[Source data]
════════════════

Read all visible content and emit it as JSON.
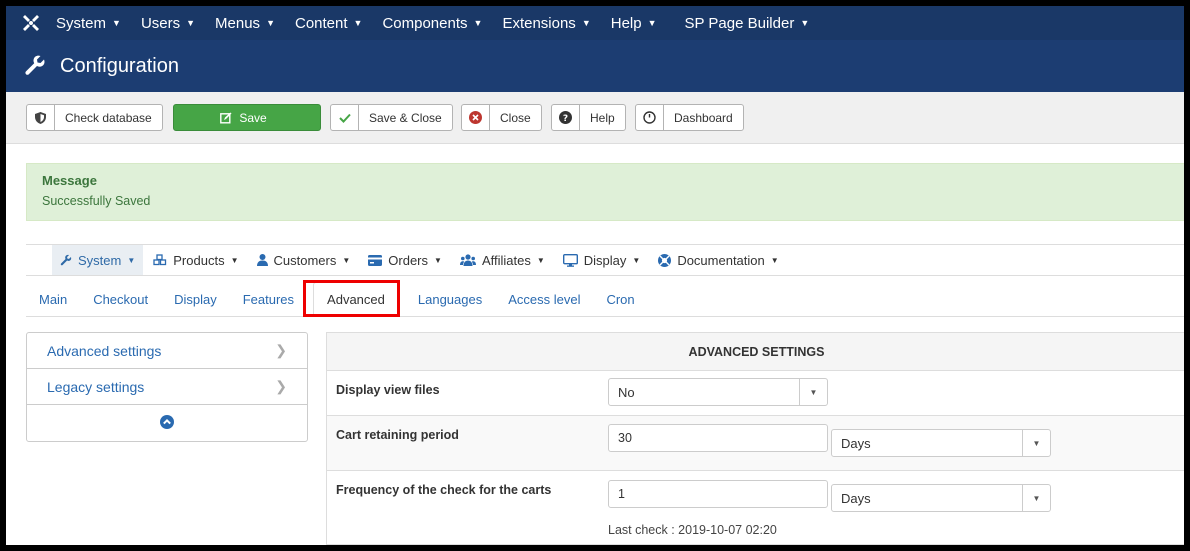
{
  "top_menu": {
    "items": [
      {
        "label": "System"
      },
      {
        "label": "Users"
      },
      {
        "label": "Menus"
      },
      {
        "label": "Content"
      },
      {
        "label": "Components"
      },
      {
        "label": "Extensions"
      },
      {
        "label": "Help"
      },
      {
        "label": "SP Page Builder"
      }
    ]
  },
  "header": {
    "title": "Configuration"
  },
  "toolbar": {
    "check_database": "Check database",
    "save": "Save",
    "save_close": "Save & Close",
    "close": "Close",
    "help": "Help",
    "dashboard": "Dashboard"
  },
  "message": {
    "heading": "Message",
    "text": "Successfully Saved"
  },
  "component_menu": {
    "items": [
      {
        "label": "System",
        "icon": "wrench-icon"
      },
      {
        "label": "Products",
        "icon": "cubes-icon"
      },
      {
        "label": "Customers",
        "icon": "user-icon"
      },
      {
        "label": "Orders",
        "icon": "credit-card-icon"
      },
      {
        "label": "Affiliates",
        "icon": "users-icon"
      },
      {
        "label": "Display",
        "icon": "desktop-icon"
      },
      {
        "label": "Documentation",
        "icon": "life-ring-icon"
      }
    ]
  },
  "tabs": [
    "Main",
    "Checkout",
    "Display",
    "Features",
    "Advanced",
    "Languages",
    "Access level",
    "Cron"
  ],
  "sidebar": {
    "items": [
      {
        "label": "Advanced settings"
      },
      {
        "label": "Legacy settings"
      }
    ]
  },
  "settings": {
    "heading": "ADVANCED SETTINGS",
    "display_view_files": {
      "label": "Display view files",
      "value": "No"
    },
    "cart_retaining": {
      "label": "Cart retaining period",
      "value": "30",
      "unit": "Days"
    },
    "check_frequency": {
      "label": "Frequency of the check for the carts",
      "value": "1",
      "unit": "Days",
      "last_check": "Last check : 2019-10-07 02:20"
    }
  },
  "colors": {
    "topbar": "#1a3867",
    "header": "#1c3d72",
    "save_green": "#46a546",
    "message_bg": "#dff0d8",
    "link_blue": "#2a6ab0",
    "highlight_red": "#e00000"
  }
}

════════════════

Without the pictures, print the records in full, exactly as they appear.

Read all visible content and emit it as JSON.
{
  "top_menu": {
    "items": [
      {
        "label": "System"
      },
      {
        "label": "Users"
      },
      {
        "label": "Menus"
      },
      {
        "label": "Content"
      },
      {
        "label": "Components"
      },
      {
        "label": "Extensions"
      },
      {
        "label": "Help"
      },
      {
        "label": "SP Page Builder"
      }
    ]
  },
  "header": {
    "title": "Configuration"
  },
  "toolbar": {
    "check_database": "Check database",
    "save": "Save",
    "save_close": "Save & Close",
    "close": "Close",
    "help": "Help",
    "dashboard": "Dashboard"
  },
  "message": {
    "heading": "Message",
    "text": "Successfully Saved"
  },
  "component_menu": {
    "items": [
      {
        "label": "System",
        "icon": "wrench-icon"
      },
      {
        "label": "Products",
        "icon": "cubes-icon"
      },
      {
        "label": "Customers",
        "icon": "user-icon"
      },
      {
        "label": "Orders",
        "icon": "credit-card-icon"
      },
      {
        "label": "Affiliates",
        "icon": "users-icon"
      },
      {
        "label": "Display",
        "icon": "desktop-icon"
      },
      {
        "label": "Documentation",
        "icon": "life-ring-icon"
      }
    ]
  },
  "tabs": [
    "Main",
    "Checkout",
    "Display",
    "Features",
    "Advanced",
    "Languages",
    "Access level",
    "Cron"
  ],
  "sidebar": {
    "items": [
      {
        "label": "Advanced settings"
      },
      {
        "label": "Legacy settings"
      }
    ]
  },
  "settings": {
    "heading": "ADVANCED SETTINGS",
    "display_view_files": {
      "label": "Display view files",
      "value": "No"
    },
    "cart_retaining": {
      "label": "Cart retaining period",
      "value": "30",
      "unit": "Days"
    },
    "check_frequency": {
      "label": "Frequency of the check for the carts",
      "value": "1",
      "unit": "Days",
      "last_check": "Last check : 2019-10-07 02:20"
    }
  },
  "colors": {
    "topbar": "#1a3867",
    "header": "#1c3d72",
    "save_green": "#46a546",
    "message_bg": "#dff0d8",
    "link_blue": "#2a6ab0",
    "highlight_red": "#e00000"
  }
}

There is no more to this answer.